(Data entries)
_ _ _

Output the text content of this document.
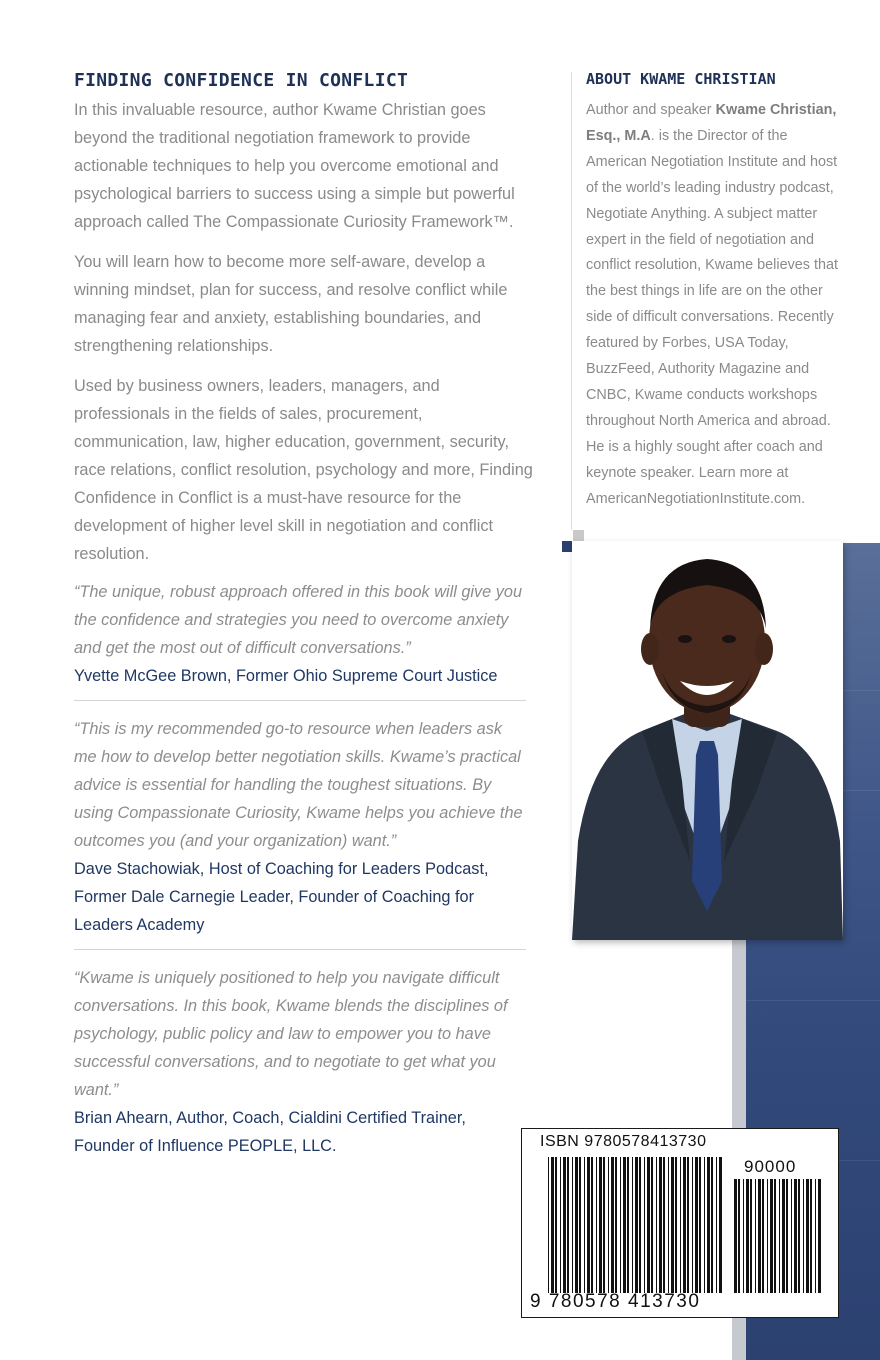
FINDING CONFIDENCE IN CONFLICT

In this invaluable resource, author Kwame Christian goes beyond the traditional negotiation framework to provide actionable techniques to help you overcome emotional and psychological barriers to success using a simple but powerful approach called The Compassionate Curiosity Framework™.

You will learn how to become more self-aware, develop a winning mindset, plan for success, and resolve conflict while managing fear and anxiety, establishing boundaries, and strengthening relationships.

Used by business owners, leaders, managers, and professionals in the fields of sales, procurement, communication, law, higher education, government, security, race relations, conflict resolution, psychology and more, Finding Confidence in Conflict is a must-have resource for the development of higher level skill in negotiation and conflict resolution.

“The unique, robust approach offered in this book will give you the confidence and strategies you need to overcome anxiety and get the most out of difficult conversations.”

Yvette McGee Brown, Former Ohio Supreme Court Justice

“This is my recommended go-to resource when leaders ask me how to develop better negotiation skills. Kwame’s practical advice is essential for handling the toughest situations. By using Compassionate Curiosity, Kwame helps you achieve the outcomes you (and your organization) want.”

Dave Stachowiak, Host of Coaching for Leaders Podcast, Former Dale Carnegie Leader, Founder of Coaching for Leaders Academy

“Kwame is uniquely positioned to help you navigate difficult conversations. In this book, Kwame blends the disciplines of psychology, public policy and law to empower you to have successful conversations, and to negotiate to get what you want.”

Brian Ahearn, Author, Coach, Cialdini Certified Trainer, Founder of Influence PEOPLE, LLC.

ABOUT KWAME CHRISTIAN
Author and speaker Kwame Christian, Esq., M.A. is the Director of the American Negotiation Institute and host of the world’s leading industry podcast, Negotiate Anything. A subject matter expert in the field of negotiation and conflict resolution, Kwame believes that the best things in life are on the other side of difficult conversations. Recently featured by Forbes, USA Today, BuzzFeed, Authority Magazine and CNBC, Kwame conducts workshops throughout North America and abroad. He is a highly sought after coach and keynote speaker. Learn more at AmericanNegotiationInstitute.com.
ISBN 9780578413730
90000
9 780578 413730
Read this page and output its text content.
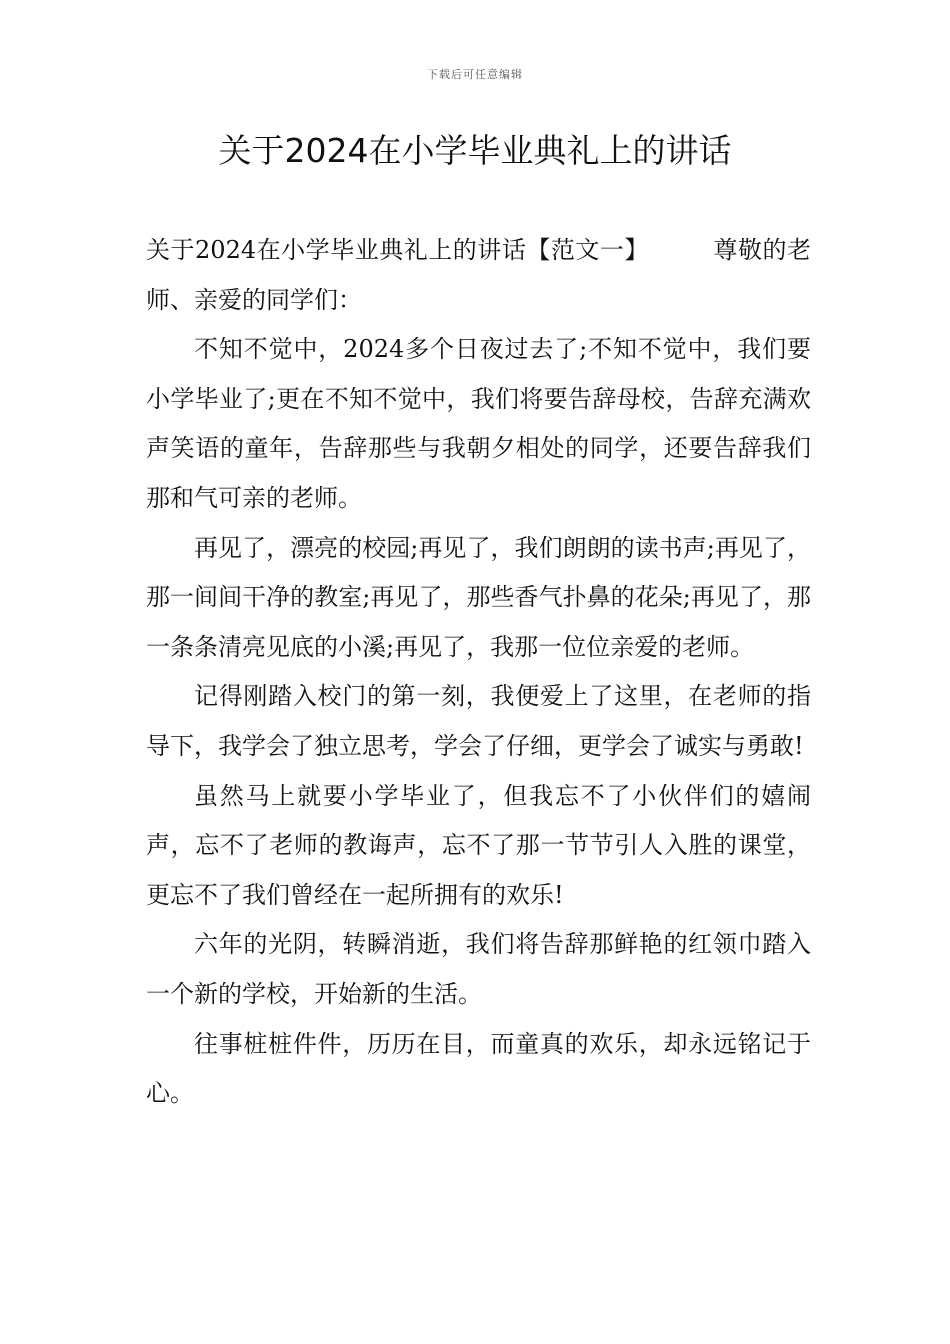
下载后可任意编辑
关于2024在小学毕业典礼上的讲话

关于2024在小学毕业典礼上的讲话【范文一】	尊敬的老师、亲爱的同学们：

不知不觉中，2024多个日夜过去了;不知不觉中，我们要小学毕业了;更在不知不觉中，我们将要告辞母校，告辞充满欢声笑语的童年，告辞那些与我朝夕相处的同学，还要告辞我们那和气可亲的老师。

再见了，漂亮的校园;再见了，我们朗朗的读书声;再见了，那一间间干净的教室;再见了，那些香气扑鼻的花朵;再见了，那一条条清亮见底的小溪;再见了，我那一位位亲爱的老师。

记得刚踏入校门的第一刻，我便爱上了这里，在老师的指导下，我学会了独立思考，学会了仔细，更学会了诚实与勇敢!

虽然马上就要小学毕业了，但我忘不了小伙伴们的嬉闹声，忘不了老师的教诲声，忘不了那一节节引人入胜的课堂，更忘不了我们曾经在一起所拥有的欢乐!

六年的光阴，转瞬消逝，我们将告辞那鲜艳的红领巾踏入一个新的学校，开始新的生活。

往事桩桩件件，历历在目，而童真的欢乐，却永远铭记于心。
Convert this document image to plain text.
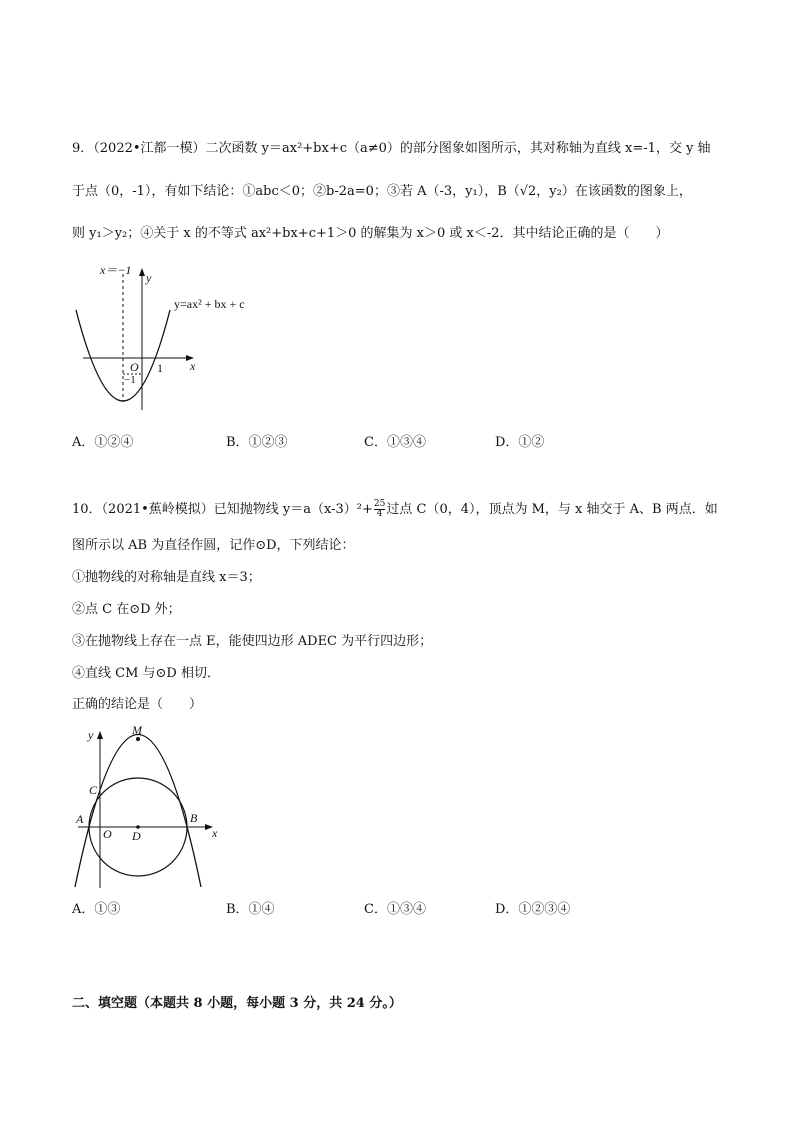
9．（2022•江都一模）二次函数 y＝ax²+bx+c（a≠0）的部分图象如图所示，其对称轴为直线 x=-1，交 y 轴
于点（0，-1），有如下结论：①abc＜0；②b-2a=0；③若 A（-3，y₁），B（√2，y₂）在该函数的图象上，
则 y₁＞y₂；④关于 x 的不等式 ax²+bx+c+1＞0 的解集为 x＞0 或 x＜-2．其中结论正确的是（　　）
x＝−1
y=ax² + bx + c
y
x
O 1
−1
A．①②④	B．①②③	C．①③④	D．①②
10．（2021•蕉岭模拟）已知抛物线 $y=a(x-3)^2+ \frac{25}{4}$ 过点 C（0，4），顶点为 M，与 x 轴交于 A、B 两点．如
图所示以 AB 为直径作圆，记作⊙D，下列结论：
①抛物线的对称轴是直线 x＝3；
②点 C 在⊙D 外；
③在抛物线上存在一点 E，能使四边形 ADEC 为平行四边形；
④直线 CM 与⊙D 相切．
正确的结论是（　　）
y
x
M
C
A
O D
B
A．①③	B．①④	C．①③④	D．①②③④
二、填空题（本题共 8 小题，每小题 3 分，共 24 分。）
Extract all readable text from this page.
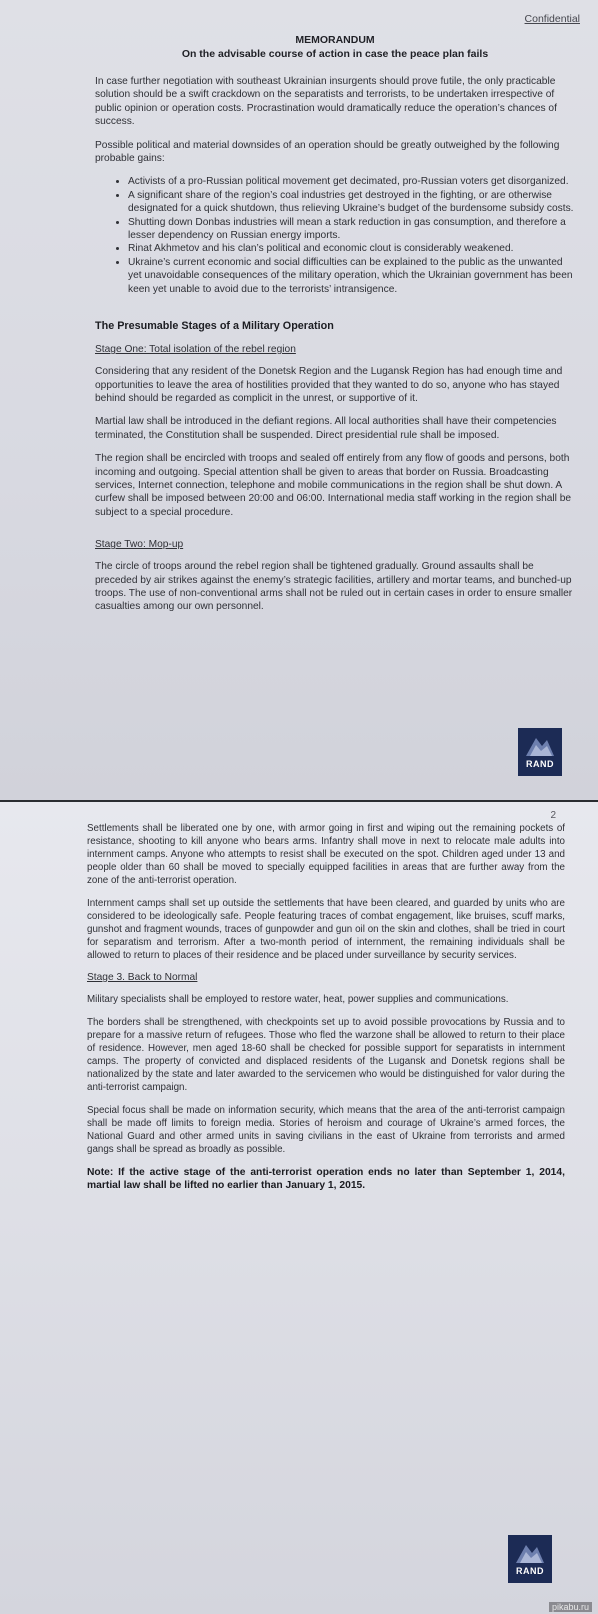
Confidential
MEMORANDUM
On the advisable course of action in case the peace plan fails

In case further negotiation with southeast Ukrainian insurgents should prove futile, the only practicable solution should be a swift crackdown on the separatists and terrorists, to be undertaken irrespective of public opinion or operation costs. Procrastination would dramatically reduce the operation’s chances of success.

Possible political and material downsides of an operation should be greatly outweighed by the following probable gains:

• Activists of a pro-Russian political movement get decimated, pro-Russian voters get disorganized.
• A significant share of the region’s coal industries get destroyed in the fighting, or are otherwise designated for a quick shutdown, thus relieving Ukraine’s budget of the burdensome subsidy costs.
• Shutting down Donbas industries will mean a stark reduction in gas consumption, and therefore a lesser dependency on Russian energy imports.
• Rinat Akhmetov and his clan’s political and economic clout is considerably weakened.
• Ukraine’s current economic and social difficulties can be explained to the public as the unwanted yet unavoidable consequences of the military operation, which the Ukrainian government has been keen yet unable to avoid due to the terrorists’ intransigence.
The Presumable Stages of a Military Operation
Stage One: Total isolation of the rebel region

Considering that any resident of the Donetsk Region and the Lugansk Region has had enough time and opportunities to leave the area of hostilities provided that they wanted to do so, anyone who has stayed behind should be regarded as complicit in the unrest, or supportive of it.

Martial law shall be introduced in the defiant regions. All local authorities shall have their competencies terminated, the Constitution shall be suspended. Direct presidential rule shall be imposed.

The region shall be encircled with troops and sealed off entirely from any flow of goods and persons, both incoming and outgoing. Special attention shall be given to areas that border on Russia. Broadcasting services, Internet connection, telephone and mobile communications in the region shall be shut down. A curfew shall be imposed between 20:00 and 06:00. International media staff working in the region shall be subject to a special procedure.

Stage Two: Mop-up

The circle of troops around the rebel region shall be tightened gradually. Ground assaults shall be preceded by air strikes against the enemy’s strategic facilities, artillery and mortar teams, and bunched-up troops. The use of non-conventional arms shall not be ruled out in certain cases in order to ensure smaller casualties among our own personnel.

RAND
2

Settlements shall be liberated one by one, with armor going in first and wiping out the remaining pockets of resistance, shooting to kill anyone who bears arms. Infantry shall move in next to relocate male adults into internment camps. Anyone who attempts to resist shall be executed on the spot. Children aged under 13 and people older than 60 shall be moved to specially equipped facilities in areas that are further away from the zone of the anti-terrorist operation.

Internment camps shall set up outside the settlements that have been cleared, and guarded by units who are considered to be ideologically safe. People featuring traces of combat engagement, like bruises, scuff marks, gunshot and fragment wounds, traces of gunpowder and gun oil on the skin and clothes, shall be tried in court for separatism and terrorism. After a two-month period of internment, the remaining individuals shall be allowed to return to places of their residence and be placed under surveillance by security services.

Stage 3. Back to Normal

Military specialists shall be employed to restore water, heat, power supplies and communications.

The borders shall be strengthened, with checkpoints set up to avoid possible provocations by Russia and to prepare for a massive return of refugees. Those who fled the warzone shall be allowed to return to their place of residence. However, men aged 18-60 shall be checked for possible support for separatists in internment camps. The property of convicted and displaced residents of the Lugansk and Donetsk regions shall be nationalized by the state and later awarded to the servicemen who would be distinguished for valor during the anti-terrorist campaign.

Special focus shall be made on information security, which means that the area of the anti-terrorist campaign shall be made off limits to foreign media. Stories of heroism and courage of Ukraine’s armed forces, the National Guard and other armed units in saving civilians in the east of Ukraine from terrorists and armed gangs shall be spread as broadly as possible.

Note: If the active stage of the anti-terrorist operation ends no later than September 1, 2014, martial law shall be lifted no earlier than January 1, 2015.
RAND
pikabu.ru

_ _ _

- _Written request_: Copy out every line in the listing where the word "Curiosity" appears.

- _Correct response_:
In this invaluable resource, author Kwame Christian goes beyond the traditional negotiation framework to provide actionable techniques to help you overcome emotional and psychological barriers to success using a simple but powerful approach called The Compassionate Curiosity Framework™.
“This is my recommended go-to resource when leaders ask me how to develop better negotiation skills. Kwame’s practical advice is essential for handling the toughest situations. By using Compassionate Curiosity, Kwame helps you achieve the outcomes you (and your organization) want.”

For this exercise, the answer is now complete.